TASK TO CARRY OUT —
How many lines in the items below contain the string "scale"? Case matters, and the reply should be the number alone.
● ● ● ● ● ● ●
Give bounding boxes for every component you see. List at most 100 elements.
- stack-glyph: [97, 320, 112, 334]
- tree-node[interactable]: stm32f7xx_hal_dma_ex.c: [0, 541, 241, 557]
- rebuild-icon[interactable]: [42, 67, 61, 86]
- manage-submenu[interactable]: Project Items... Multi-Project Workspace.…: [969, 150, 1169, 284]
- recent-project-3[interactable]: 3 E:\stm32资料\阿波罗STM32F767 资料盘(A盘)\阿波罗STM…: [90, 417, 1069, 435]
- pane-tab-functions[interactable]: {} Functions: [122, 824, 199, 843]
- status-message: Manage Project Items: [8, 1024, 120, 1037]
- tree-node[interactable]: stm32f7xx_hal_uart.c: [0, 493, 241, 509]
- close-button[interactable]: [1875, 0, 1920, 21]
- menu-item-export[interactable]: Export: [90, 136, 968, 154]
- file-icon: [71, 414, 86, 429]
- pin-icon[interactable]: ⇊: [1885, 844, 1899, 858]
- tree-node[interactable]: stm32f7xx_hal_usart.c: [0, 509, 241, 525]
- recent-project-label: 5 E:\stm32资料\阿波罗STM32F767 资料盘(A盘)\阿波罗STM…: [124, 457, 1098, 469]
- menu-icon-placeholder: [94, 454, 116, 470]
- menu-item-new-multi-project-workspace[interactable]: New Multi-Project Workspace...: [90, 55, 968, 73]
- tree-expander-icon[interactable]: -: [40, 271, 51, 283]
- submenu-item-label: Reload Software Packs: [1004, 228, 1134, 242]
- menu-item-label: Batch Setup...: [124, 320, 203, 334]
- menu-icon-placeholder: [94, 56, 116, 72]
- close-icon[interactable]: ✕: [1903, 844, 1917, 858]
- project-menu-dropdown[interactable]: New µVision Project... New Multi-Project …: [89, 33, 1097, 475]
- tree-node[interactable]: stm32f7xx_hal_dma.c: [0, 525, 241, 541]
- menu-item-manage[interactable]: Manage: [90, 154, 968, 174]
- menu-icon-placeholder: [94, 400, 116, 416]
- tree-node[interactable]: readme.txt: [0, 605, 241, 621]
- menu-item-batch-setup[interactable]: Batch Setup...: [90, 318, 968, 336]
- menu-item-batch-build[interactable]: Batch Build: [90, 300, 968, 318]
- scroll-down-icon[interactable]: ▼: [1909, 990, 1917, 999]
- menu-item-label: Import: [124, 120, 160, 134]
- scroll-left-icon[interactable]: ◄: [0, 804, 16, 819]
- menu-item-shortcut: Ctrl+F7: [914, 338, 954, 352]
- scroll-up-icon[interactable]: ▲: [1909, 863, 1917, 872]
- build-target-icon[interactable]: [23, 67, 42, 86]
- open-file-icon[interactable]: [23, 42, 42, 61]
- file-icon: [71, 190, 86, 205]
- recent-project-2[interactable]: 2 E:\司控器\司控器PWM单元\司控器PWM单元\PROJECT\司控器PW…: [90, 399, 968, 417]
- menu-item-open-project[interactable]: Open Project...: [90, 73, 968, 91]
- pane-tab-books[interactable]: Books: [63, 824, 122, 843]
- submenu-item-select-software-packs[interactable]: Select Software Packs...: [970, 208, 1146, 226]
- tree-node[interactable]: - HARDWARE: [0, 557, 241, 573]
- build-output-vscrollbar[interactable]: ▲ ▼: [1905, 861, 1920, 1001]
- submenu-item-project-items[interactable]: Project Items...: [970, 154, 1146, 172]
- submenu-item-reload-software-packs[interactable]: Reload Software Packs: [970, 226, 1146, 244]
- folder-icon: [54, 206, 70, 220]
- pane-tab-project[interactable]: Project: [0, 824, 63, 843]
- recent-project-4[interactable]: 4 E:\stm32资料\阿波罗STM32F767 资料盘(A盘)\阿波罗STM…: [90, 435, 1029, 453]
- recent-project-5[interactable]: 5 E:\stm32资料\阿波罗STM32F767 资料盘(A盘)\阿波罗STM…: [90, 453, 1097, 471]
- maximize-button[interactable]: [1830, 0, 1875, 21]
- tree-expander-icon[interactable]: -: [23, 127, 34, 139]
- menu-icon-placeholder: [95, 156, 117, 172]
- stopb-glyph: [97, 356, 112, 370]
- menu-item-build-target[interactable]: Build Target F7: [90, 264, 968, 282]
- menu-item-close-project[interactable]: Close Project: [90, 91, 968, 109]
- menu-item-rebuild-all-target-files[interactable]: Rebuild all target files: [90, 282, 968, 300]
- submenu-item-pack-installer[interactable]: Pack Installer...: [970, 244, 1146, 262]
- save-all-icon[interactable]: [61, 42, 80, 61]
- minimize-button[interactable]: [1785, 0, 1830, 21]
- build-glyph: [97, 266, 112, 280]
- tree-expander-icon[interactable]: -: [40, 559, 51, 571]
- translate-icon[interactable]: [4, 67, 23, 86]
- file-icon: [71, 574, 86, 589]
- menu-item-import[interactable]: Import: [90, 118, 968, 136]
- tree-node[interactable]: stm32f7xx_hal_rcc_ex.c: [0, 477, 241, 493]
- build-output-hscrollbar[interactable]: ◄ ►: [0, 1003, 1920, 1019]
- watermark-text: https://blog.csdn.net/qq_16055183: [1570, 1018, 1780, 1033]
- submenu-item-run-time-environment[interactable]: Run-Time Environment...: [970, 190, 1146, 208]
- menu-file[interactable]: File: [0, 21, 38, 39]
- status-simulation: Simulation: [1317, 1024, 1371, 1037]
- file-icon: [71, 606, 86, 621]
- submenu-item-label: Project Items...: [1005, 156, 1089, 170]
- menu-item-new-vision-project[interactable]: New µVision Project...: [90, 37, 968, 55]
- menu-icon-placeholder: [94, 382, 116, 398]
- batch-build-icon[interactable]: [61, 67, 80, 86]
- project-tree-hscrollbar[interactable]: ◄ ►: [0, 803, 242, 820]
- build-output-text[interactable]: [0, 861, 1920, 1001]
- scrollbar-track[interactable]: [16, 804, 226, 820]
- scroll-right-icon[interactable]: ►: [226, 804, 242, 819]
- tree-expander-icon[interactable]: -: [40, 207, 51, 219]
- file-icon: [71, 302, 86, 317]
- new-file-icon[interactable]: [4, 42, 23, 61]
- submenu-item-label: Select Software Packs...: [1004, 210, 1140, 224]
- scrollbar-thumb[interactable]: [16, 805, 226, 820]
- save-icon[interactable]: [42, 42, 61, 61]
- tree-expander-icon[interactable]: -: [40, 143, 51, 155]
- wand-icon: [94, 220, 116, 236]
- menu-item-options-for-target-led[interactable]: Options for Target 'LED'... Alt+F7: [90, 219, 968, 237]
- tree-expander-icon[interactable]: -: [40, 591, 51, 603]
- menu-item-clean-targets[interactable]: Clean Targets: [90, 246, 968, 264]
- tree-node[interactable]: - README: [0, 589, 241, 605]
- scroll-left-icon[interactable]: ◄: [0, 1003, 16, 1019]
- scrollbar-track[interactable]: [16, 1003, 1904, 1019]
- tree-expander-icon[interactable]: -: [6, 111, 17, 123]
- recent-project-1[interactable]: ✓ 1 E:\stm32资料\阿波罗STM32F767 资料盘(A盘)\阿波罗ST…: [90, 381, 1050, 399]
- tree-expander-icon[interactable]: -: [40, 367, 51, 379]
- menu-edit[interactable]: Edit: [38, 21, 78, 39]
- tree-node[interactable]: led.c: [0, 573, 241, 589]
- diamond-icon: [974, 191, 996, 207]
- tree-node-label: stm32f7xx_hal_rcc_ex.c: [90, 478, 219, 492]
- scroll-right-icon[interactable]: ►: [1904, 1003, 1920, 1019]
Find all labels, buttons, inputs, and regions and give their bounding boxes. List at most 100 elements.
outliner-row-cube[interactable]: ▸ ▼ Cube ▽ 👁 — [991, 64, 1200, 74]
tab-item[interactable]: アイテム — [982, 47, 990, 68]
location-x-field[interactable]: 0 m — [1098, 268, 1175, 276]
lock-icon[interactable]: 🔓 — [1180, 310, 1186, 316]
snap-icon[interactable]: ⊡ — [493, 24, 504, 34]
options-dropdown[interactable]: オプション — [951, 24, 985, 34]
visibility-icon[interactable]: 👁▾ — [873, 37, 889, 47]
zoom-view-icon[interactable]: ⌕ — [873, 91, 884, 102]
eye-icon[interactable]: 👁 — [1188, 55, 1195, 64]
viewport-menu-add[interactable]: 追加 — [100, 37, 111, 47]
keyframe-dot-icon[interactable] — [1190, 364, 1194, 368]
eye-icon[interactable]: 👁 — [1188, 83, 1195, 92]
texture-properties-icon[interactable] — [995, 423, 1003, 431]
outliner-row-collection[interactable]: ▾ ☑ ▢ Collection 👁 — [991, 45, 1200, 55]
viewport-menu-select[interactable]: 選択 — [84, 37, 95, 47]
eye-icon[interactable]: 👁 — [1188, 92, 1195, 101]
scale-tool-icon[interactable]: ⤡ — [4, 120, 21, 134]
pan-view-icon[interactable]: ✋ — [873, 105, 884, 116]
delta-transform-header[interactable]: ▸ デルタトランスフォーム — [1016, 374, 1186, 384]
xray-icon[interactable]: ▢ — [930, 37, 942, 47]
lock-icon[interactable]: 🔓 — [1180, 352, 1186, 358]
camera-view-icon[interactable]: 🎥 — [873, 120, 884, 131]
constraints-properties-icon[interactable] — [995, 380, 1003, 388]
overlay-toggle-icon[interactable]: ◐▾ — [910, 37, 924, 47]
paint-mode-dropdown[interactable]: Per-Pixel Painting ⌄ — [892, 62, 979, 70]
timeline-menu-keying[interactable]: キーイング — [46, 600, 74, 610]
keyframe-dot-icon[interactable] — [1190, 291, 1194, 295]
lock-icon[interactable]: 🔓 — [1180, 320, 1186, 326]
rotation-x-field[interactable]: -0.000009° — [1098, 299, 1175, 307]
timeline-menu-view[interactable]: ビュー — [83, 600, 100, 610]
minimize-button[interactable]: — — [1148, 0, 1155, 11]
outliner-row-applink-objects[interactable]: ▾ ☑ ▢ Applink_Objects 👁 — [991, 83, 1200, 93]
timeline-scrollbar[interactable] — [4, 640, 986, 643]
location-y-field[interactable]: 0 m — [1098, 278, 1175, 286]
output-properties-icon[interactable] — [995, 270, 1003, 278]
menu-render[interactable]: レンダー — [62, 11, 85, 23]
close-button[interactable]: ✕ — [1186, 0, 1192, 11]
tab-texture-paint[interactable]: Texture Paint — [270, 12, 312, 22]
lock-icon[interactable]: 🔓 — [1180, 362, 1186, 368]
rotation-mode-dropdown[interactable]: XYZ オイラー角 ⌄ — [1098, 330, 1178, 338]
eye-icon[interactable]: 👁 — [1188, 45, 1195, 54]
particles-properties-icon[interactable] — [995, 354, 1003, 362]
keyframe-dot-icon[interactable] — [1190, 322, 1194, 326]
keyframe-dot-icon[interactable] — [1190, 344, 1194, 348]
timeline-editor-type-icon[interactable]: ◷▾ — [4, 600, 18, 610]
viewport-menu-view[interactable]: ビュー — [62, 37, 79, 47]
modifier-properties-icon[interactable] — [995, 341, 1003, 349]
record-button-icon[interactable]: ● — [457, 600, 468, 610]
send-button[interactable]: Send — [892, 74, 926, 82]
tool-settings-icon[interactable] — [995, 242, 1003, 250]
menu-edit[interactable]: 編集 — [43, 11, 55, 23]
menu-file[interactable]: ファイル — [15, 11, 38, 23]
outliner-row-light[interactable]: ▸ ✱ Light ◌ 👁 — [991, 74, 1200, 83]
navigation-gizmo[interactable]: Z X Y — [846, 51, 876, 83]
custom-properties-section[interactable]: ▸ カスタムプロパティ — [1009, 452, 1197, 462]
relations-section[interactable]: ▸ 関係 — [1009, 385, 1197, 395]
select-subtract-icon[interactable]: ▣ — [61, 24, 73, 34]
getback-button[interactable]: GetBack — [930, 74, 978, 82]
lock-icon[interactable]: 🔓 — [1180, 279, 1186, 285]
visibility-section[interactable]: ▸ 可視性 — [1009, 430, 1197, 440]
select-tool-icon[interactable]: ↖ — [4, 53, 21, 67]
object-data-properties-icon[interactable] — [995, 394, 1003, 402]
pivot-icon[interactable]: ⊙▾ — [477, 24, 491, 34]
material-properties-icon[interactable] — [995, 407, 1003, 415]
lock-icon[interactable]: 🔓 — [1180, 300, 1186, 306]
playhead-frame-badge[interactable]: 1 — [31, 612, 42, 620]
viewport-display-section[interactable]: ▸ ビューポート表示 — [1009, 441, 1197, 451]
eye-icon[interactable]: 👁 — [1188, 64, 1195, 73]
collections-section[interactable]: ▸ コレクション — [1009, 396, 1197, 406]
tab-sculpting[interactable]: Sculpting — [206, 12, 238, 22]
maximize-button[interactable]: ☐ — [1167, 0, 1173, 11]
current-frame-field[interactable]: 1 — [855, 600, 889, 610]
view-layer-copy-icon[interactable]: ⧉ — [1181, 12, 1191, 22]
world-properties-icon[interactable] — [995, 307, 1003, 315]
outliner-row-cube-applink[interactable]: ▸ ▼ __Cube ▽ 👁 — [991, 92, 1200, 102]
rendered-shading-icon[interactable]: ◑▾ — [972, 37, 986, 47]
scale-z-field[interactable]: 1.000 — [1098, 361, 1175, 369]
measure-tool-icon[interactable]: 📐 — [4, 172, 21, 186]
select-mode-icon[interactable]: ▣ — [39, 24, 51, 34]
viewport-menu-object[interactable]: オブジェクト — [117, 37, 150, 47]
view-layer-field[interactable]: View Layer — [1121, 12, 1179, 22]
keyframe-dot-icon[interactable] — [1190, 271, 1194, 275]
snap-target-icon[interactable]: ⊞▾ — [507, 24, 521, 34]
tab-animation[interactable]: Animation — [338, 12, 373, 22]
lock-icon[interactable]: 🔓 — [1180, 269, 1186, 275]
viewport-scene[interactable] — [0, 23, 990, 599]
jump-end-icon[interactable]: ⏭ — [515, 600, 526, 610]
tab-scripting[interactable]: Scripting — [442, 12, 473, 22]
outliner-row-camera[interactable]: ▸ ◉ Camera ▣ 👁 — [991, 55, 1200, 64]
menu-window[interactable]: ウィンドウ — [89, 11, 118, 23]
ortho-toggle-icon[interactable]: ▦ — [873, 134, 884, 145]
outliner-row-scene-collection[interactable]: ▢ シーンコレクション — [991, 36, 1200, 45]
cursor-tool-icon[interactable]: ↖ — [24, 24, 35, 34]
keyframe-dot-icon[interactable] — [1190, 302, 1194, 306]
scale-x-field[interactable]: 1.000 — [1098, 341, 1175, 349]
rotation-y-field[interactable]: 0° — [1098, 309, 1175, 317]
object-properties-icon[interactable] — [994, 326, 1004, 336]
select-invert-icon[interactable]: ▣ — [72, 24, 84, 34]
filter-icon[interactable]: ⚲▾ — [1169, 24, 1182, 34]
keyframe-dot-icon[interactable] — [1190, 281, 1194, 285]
● ● ● ● ● ● ●
SOLUTION FOR THIS PROBLEM —
3